[Rows from a dataset]
++++++
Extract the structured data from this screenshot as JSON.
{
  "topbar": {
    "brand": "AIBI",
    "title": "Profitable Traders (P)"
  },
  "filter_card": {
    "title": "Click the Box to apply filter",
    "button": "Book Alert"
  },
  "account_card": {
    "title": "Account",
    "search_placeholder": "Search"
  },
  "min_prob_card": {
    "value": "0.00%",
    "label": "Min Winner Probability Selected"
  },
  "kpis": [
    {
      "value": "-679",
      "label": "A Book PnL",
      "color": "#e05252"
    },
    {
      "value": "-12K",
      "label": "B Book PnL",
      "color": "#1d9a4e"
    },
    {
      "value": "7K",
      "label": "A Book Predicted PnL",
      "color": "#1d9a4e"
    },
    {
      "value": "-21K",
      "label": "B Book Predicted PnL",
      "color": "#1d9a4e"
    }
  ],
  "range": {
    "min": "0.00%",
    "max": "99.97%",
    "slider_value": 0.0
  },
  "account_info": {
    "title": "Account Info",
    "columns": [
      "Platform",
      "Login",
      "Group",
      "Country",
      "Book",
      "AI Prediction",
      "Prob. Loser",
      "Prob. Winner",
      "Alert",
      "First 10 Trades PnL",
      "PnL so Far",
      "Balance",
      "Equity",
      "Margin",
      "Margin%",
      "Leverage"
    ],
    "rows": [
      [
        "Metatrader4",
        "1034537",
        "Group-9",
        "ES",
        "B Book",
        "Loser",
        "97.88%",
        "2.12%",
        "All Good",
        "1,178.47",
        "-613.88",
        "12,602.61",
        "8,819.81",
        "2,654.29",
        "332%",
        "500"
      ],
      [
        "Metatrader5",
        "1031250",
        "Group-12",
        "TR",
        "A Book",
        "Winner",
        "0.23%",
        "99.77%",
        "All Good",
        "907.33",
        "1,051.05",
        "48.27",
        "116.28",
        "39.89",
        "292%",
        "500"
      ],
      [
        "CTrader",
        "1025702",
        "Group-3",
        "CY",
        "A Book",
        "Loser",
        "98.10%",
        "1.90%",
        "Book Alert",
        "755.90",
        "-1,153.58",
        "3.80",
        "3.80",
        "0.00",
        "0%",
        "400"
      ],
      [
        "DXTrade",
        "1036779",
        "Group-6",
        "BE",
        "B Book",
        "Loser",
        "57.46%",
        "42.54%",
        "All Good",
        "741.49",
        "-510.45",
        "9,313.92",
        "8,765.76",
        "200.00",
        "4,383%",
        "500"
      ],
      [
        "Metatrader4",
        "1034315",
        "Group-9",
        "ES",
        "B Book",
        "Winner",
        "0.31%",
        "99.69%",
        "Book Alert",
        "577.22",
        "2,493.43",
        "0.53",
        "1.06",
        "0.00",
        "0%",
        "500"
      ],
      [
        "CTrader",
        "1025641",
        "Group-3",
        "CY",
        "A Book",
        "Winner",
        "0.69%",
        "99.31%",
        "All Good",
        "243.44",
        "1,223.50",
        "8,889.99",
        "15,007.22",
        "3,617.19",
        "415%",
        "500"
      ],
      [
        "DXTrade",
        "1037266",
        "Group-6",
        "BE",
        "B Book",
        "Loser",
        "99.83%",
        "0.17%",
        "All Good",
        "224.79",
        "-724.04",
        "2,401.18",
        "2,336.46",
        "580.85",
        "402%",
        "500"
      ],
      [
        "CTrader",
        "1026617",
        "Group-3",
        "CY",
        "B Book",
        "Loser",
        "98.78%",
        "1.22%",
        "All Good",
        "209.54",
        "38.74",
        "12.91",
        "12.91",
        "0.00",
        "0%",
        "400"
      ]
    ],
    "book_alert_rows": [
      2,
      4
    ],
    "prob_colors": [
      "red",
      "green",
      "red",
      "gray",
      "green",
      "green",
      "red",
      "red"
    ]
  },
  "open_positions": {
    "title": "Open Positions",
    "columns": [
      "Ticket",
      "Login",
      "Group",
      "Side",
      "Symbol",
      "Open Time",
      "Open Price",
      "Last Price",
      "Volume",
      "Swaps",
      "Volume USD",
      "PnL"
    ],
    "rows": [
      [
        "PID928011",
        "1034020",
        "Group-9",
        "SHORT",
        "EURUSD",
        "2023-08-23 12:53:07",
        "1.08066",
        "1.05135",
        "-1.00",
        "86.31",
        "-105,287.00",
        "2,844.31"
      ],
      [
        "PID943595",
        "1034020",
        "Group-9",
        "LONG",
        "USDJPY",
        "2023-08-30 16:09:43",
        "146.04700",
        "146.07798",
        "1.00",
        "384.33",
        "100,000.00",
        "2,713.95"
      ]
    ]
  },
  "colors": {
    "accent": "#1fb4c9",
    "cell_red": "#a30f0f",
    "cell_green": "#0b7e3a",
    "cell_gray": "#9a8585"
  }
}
++++++
■ TASK TO COMPLETE
Each line holding "title" must be found and copied.

■ WRITTEN ANSWER
    "title": "Profitable Traders (P)"
    "title": "Click the Box to apply filter",
    "title": "Account",
    "title": "Account Info",
    "title": "Open Positions",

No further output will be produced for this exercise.